> [TO BE DONE]
Edit the data from the line with "567, 268, 613]" to the line with "tweet-meta: 2025年07月23日 19:34", changing "share-button" to "share-action" and leaving everything else as it is. Return only those lines.
:: STORED RECORDS ::
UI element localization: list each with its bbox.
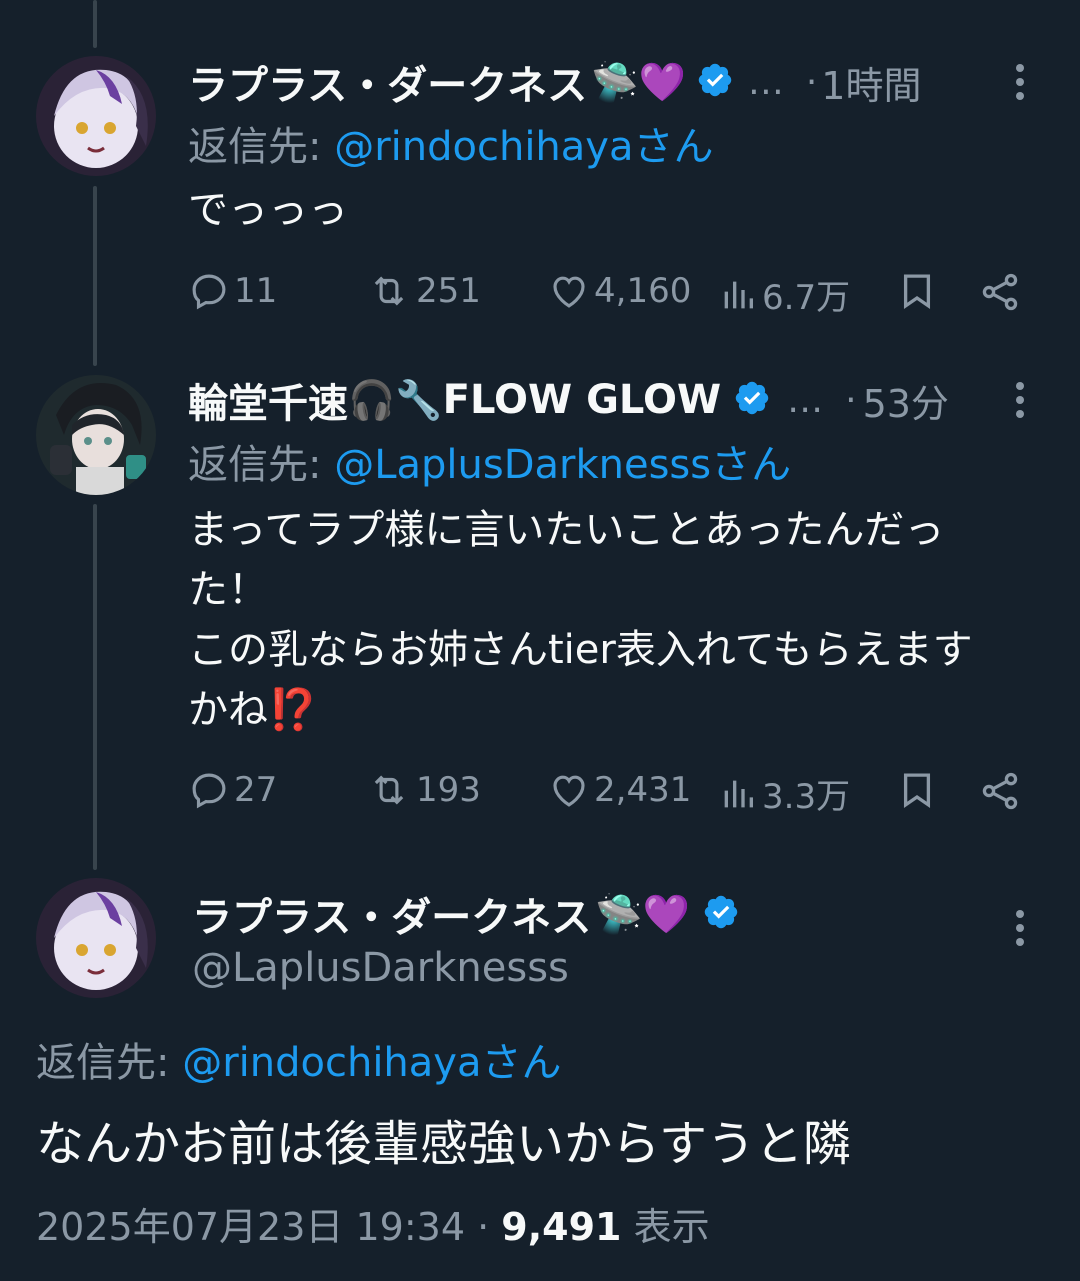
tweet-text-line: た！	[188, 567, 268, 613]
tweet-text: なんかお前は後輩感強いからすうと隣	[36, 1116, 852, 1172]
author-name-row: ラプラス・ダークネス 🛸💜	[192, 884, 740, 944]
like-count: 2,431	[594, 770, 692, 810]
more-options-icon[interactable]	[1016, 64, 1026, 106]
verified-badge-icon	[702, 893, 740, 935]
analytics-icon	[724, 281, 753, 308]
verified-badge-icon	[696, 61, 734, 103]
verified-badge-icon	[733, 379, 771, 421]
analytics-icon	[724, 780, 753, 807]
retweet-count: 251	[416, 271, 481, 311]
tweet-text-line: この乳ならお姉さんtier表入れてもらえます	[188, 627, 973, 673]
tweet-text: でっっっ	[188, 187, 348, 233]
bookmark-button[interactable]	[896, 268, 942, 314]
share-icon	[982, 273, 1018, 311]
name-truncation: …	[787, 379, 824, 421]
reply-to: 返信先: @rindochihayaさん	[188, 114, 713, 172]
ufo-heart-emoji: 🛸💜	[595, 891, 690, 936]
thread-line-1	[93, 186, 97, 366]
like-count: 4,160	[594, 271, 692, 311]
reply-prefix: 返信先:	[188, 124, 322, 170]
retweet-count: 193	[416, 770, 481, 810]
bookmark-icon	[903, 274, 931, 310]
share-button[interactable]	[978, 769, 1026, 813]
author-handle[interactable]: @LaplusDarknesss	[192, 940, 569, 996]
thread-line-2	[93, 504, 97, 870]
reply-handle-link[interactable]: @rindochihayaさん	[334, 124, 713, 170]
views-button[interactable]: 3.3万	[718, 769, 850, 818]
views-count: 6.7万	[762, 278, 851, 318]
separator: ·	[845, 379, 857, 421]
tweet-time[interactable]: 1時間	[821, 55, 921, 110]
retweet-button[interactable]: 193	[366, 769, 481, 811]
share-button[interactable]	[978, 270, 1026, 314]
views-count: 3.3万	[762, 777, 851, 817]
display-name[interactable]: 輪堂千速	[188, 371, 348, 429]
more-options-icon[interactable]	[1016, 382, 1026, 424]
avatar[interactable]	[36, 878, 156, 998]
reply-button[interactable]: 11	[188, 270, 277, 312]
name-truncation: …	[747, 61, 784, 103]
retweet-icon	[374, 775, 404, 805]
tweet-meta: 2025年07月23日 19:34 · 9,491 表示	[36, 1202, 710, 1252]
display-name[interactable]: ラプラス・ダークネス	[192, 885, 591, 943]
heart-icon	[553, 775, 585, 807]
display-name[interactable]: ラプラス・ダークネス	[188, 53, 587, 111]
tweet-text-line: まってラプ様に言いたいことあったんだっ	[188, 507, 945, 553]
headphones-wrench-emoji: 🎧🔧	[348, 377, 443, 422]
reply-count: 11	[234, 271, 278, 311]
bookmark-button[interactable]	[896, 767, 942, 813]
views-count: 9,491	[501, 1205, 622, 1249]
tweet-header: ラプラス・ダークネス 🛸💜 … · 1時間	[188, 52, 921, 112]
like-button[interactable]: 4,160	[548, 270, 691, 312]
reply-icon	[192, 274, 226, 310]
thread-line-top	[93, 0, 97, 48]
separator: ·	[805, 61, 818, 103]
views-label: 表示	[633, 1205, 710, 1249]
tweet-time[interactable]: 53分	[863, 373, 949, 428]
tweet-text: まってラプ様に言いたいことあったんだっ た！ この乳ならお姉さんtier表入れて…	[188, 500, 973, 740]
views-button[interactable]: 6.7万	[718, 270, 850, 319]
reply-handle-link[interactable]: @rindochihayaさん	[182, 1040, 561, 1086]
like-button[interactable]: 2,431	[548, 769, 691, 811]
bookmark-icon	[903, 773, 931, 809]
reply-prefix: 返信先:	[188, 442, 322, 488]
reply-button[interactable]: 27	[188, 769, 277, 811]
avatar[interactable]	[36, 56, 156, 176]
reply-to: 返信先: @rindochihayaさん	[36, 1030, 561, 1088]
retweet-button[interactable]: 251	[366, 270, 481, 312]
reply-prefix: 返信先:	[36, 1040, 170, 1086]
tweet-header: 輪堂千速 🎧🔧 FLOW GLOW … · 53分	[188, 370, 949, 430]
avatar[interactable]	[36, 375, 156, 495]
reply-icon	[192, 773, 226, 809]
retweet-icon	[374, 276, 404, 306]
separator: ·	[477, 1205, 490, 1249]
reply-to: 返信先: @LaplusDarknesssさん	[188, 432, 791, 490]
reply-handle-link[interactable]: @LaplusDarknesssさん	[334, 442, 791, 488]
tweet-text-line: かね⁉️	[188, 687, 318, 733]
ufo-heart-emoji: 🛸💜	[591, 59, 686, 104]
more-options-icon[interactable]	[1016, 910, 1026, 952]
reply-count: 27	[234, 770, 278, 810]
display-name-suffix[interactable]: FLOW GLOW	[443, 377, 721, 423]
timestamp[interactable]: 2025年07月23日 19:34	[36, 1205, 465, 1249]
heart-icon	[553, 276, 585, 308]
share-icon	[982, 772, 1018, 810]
:::
:: STORED RECORDS ::
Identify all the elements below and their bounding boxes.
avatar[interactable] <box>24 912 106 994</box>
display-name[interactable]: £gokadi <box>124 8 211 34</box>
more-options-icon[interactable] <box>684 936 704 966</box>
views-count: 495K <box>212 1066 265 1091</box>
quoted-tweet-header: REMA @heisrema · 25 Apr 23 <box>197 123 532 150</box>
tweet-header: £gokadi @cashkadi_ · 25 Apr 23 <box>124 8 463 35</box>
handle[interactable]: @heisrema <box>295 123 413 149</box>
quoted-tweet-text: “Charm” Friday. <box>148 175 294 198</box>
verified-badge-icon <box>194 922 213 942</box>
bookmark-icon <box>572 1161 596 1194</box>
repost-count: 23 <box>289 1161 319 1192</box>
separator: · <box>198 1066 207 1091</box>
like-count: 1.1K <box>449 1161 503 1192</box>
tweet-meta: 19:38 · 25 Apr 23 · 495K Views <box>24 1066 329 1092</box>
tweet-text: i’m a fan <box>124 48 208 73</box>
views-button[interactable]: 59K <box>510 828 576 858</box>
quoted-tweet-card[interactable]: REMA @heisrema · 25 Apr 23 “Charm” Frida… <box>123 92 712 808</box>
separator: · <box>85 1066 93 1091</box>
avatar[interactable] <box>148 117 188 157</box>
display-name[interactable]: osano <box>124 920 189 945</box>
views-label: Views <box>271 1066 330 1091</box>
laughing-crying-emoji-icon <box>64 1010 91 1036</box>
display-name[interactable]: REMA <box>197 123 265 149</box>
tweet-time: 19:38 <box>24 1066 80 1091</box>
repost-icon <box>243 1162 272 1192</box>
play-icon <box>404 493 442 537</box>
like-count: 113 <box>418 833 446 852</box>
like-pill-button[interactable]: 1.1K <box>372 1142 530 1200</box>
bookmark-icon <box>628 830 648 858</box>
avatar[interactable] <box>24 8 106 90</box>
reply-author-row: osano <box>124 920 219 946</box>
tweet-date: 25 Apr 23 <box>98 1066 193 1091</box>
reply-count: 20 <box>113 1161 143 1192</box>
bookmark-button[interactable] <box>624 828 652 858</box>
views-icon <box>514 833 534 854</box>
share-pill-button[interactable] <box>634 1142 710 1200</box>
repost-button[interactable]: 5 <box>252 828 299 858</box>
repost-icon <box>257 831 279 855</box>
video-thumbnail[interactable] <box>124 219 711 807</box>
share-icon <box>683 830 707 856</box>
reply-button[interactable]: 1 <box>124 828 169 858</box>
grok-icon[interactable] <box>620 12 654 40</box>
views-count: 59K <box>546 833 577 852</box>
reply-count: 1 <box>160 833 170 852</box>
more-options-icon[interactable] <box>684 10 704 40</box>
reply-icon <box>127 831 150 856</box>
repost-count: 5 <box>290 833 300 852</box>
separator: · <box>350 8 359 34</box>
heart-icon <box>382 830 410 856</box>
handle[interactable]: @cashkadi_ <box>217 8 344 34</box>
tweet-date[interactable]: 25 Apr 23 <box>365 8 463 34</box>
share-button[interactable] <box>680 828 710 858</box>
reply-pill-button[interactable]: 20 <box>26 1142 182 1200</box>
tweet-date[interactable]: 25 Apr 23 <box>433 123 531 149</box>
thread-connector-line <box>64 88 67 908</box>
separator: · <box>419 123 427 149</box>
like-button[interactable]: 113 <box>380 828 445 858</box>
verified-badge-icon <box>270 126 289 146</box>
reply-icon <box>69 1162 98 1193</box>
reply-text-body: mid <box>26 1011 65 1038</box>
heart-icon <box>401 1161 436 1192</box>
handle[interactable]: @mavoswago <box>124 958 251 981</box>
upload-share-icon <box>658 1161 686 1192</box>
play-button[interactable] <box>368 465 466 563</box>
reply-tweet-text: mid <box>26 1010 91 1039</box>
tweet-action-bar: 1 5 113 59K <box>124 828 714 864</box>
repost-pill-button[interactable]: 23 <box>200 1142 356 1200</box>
:::
> [EXPECTED ANSWER]
tweet-text-line: た！	[188, 567, 268, 613]
tweet-text: なんかお前は後輩感強いからすうと隣	[36, 1116, 852, 1172]
author-name-row: ラプラス・ダークネス 🛸💜	[192, 884, 740, 944]
like-count: 2,431	[594, 770, 692, 810]
more-options-icon[interactable]	[1016, 64, 1026, 106]
verified-badge-icon	[702, 893, 740, 935]
analytics-icon	[724, 281, 753, 308]
verified-badge-icon	[696, 61, 734, 103]
verified-badge-icon	[733, 379, 771, 421]
analytics-icon	[724, 780, 753, 807]
retweet-count: 251	[416, 271, 481, 311]
tweet-text-line: この乳ならお姉さんtier表入れてもらえます	[188, 627, 973, 673]
tweet-text: でっっっ	[188, 187, 348, 233]
bookmark-button[interactable]	[896, 268, 942, 314]
share-icon	[982, 273, 1018, 311]
name-truncation: …	[787, 379, 824, 421]
reply-to: 返信先: @rindochihayaさん	[188, 114, 713, 172]
ufo-heart-emoji: 🛸💜	[595, 891, 690, 936]
thread-line-1	[93, 186, 97, 366]
like-count: 4,160	[594, 271, 692, 311]
reply-prefix: 返信先:	[188, 124, 322, 170]
retweet-count: 193	[416, 770, 481, 810]
bookmark-icon	[903, 274, 931, 310]
share-action[interactable]	[978, 769, 1026, 813]
author-handle[interactable]: @LaplusDarknesss	[192, 940, 569, 996]
thread-line-2	[93, 504, 97, 870]
reply-handle-link[interactable]: @rindochihayaさん	[334, 124, 713, 170]
views-button[interactable]: 3.3万	[718, 769, 850, 818]
views-count: 6.7万	[762, 278, 851, 318]
separator: ·	[845, 379, 857, 421]
tweet-time[interactable]: 1時間	[821, 55, 921, 110]
retweet-button[interactable]: 193	[366, 769, 481, 811]
share-action[interactable]	[978, 270, 1026, 314]
views-count: 3.3万	[762, 777, 851, 817]
display-name[interactable]: 輪堂千速	[188, 371, 348, 429]
more-options-icon[interactable]	[1016, 382, 1026, 424]
avatar[interactable]	[36, 878, 156, 998]
reply-button[interactable]: 11	[188, 270, 277, 312]
name-truncation: …	[747, 61, 784, 103]
retweet-icon	[374, 775, 404, 805]
tweet-meta: 2025年07月23日 19:34 · 9,491 表示	[36, 1202, 710, 1252]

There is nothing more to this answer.